*Tasks to carry out*
1) From the text on detecting and segmenting objects, list every pretrained deep learning model named for object detection.
2) Reproduce verbatim the passage of the text on detecting and segmenting objects, starting at "For text detection, you" and ending at "Started with HRNet.".

*Given text*
[start]

Detect and Segment Objects

Detect objects, recognize text (OCR), barcodes, and fiducial markers, perform semantic and instance segmentation using AI models

Computer Vision Toolbox™ supports end-to-end workflows for object detection, text detection (OCR), and segmentation using AI models. You can start by creating ground truth data through interactive and AI-assisted labeling of images and videos using the Image Labeler and Video Labeler apps. For object detection, Computer Vision Toolbox provides pretrained deep learning models such as YOLO, RTMDet, SSD and Grounding DINO, which you can use directly or fine-tune for your application using transfer learning. You can also evaluate the object detection performance metrics using the Object Detector Analyzer app. For more information on object detection, see Get Started with Object Detection Using Deep Learning.

For semantic segmentation, you can use pretrained deep learning models like U-Net, DeepLab v3+, BiseNet v2, and 3-D U-Net. For more information on semantic segmentation, see Get Started with Semantic Segmentation Using Deep Learning. For instance segmentation, you can use pretrained deep learning models like SOLOv2 and Mask R-CNN. For more information on instance segmentation, see Get Started with Instance Segmentation Using Deep Learning

For text detection, you can use the MSER feature detector or CRAFT deep learning model, and then recognize the detected text using OCR. For more information, see Getting Started with OCR. Computer Vision Toolbox also provides a pretrained HRNet keypoint detector for human pose estimation which you can also fine-tune for custom keypoint detection on other objects. For more information, see Getting Started with HRNet.

[end]

*Material shown*
[start]

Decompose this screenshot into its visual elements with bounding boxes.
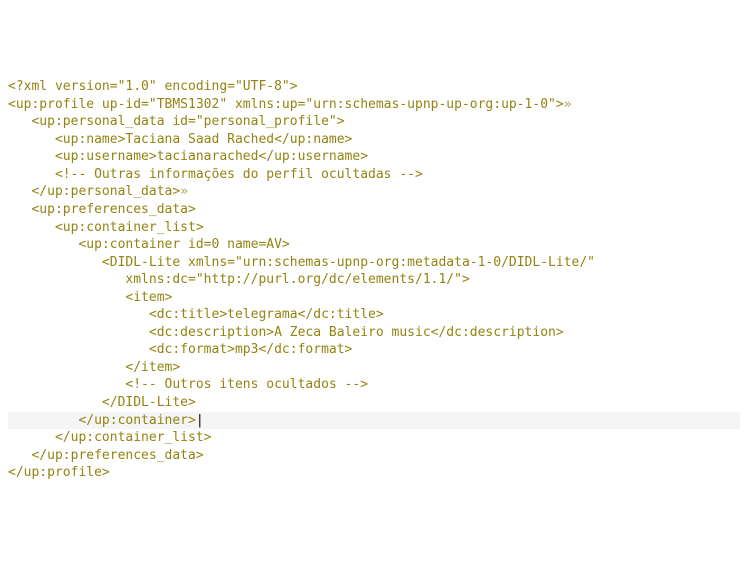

[end]
[start]

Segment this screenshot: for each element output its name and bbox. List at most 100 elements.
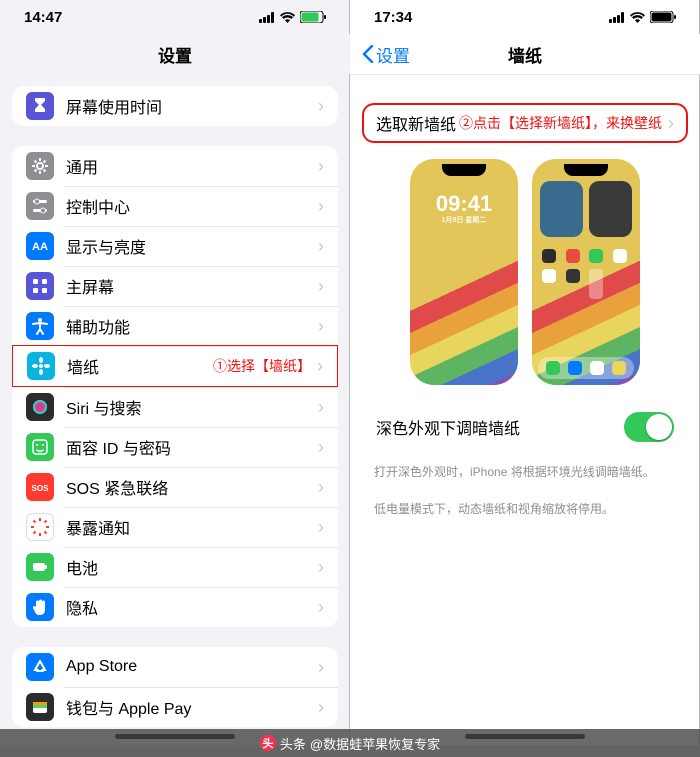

[end]

*Answer set*
1) YOLO, RTMDet, SSD, Grounding DINO

2)
For text detection, you can use the MSER feature detector or CRAFT deep learning model, and then recognize the detected text using OCR. For more information, see Getting Started with OCR. Computer Vision Toolbox also provides a pretrained HRNet keypoint detector for human pose estimation which you can also fine-tune for custom keypoint detection on other objects. For more information, see Getting Started with HRNet.